------ INFORMATION SHOWN ------

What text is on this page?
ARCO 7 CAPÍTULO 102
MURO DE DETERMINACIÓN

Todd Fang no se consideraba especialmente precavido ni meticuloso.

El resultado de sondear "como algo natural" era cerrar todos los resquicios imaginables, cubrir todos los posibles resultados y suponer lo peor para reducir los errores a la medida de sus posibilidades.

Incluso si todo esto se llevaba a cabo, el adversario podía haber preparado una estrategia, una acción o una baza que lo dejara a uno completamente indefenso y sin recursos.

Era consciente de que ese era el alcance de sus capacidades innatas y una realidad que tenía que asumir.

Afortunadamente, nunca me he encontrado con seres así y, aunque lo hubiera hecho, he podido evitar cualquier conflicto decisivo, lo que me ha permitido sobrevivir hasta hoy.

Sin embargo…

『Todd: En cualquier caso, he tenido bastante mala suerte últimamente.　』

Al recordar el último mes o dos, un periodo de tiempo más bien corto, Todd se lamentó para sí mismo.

------

• WHAT TO WORK ON
Lines containing the word "cualquier" must all be returned from the material above.

• EXERCISE RESPONSE
Afortunadamente, nunca me he encontrado con seres así y, aunque lo hubiera hecho, he podido evitar cualquier conflicto decisivo, lo que me ha permitido sobrevivir hasta hoy.
『Todd: En cualquier caso, he tenido bastante mala suerte últimamente.　』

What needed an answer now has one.